What is expected: Copy out all the entries exactly.
═════ Excerpted records ═════
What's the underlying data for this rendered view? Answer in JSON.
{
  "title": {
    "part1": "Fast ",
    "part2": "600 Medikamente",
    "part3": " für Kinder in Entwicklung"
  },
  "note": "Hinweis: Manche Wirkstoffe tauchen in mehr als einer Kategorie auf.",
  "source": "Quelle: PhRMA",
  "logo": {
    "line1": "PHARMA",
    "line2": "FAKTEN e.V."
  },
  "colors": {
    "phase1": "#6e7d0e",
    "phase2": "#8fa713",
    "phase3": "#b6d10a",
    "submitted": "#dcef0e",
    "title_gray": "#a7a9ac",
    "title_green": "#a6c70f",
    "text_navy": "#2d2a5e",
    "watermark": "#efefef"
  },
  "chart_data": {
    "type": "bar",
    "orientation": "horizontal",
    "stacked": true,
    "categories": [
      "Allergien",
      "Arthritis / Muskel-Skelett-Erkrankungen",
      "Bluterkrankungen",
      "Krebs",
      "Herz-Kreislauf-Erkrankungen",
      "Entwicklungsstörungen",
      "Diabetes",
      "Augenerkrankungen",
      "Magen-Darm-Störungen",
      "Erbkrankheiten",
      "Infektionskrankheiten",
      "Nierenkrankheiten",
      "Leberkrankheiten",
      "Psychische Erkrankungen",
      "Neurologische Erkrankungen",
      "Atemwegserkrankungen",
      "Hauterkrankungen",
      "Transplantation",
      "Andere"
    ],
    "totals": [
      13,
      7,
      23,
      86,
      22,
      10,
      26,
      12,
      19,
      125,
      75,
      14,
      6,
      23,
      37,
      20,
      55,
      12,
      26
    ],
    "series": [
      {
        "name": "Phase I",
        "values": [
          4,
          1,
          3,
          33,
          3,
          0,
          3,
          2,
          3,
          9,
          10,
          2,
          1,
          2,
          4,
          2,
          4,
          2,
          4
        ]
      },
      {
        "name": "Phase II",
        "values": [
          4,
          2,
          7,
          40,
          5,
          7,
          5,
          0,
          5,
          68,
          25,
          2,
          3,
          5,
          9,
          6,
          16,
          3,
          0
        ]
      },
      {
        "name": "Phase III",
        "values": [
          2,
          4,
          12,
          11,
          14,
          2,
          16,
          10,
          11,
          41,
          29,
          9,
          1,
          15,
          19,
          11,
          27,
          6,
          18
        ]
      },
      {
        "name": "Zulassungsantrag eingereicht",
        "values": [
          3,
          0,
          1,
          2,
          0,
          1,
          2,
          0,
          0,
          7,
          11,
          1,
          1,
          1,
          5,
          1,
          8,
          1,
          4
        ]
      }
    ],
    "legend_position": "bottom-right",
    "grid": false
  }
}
═════
Exercise result:
What's the underlying data for this rendered view? Answer in JSON.
{
  "title": {
    "part1": "Fast ",
    "part2": "600 Medikamente",
    "part3": " für Kinder in Entwicklung"
  },
  "note": "Hinweis: Manche Wirkstoffe tauchen in mehr als einer Kategorie auf.",
  "source": "Quelle: PhRMA",
  "logo": {
    "line1": "PHARMA",
    "line2": "FAKTEN e.V."
  },
  "colors": {
    "phase1": "#6e7d0e",
    "phase2": "#8fa713",
    "phase3": "#b6d10a",
    "submitted": "#dcef0e",
    "title_gray": "#a7a9ac",
    "title_green": "#a6c70f",
    "text_navy": "#2d2a5e",
    "watermark": "#efefef"
  },
  "chart_data": {
    "type": "bar",
    "orientation": "horizontal",
    "stacked": true,
    "categories": [
      "Allergien",
      "Arthritis / Muskel-Skelett-Erkrankungen",
      "Bluterkrankungen",
      "Krebs",
      "Herz-Kreislauf-Erkrankungen",
      "Entwicklungsstörungen",
      "Diabetes",
      "Augenerkrankungen",
      "Magen-Darm-Störungen",
      "Erbkrankheiten",
      "Infektionskrankheiten",
      "Nierenkrankheiten",
      "Leberkrankheiten",
      "Psychische Erkrankungen",
      "Neurologische Erkrankungen",
      "Atemwegserkrankungen",
      "Hauterkrankungen",
      "Transplantation",
      "Andere"
    ],
    "totals": [
      13,
      7,
      23,
      86,
      22,
      10,
      26,
      12,
      19,
      125,
      75,
      14,
      6,
      23,
      37,
      20,
      55,
      12,
      26
    ],
    "series": [
      {
        "name": "Phase I",
        "values": [
          4,
          1,
          3,
          33,
          3,
          0,
          3,
          2,
          3,
          9,
          10,
          2,
          1,
          2,
          4,
          2,
          4,
          2,
          4
        ]
      },
      {
        "name": "Phase II",
        "values": [
          4,
          2,
          7,
          40,
          5,
          7,
          5,
          0,
          5,
          68,
          25,
          2,
          3,
          5,
          9,
          6,
          16,
          3,
          0
        ]
      },
      {
        "name": "Phase III",
        "values": [
          2,
          4,
          12,
          11,
          14,
          2,
          16,
          10,
          11,
          41,
          29,
          9,
          1,
          15,
          19,
          11,
          27,
          6,
          18
        ]
      },
      {
        "name": "Zulassungsantrag eingereicht",
        "values": [
          3,
          0,
          1,
          2,
          0,
          1,
          2,
          0,
          0,
          7,
          11,
          1,
          1,
          1,
          5,
          1,
          8,
          1,
          4
        ]
      }
    ],
    "legend_position": "bottom-right",
    "grid": false
  }
}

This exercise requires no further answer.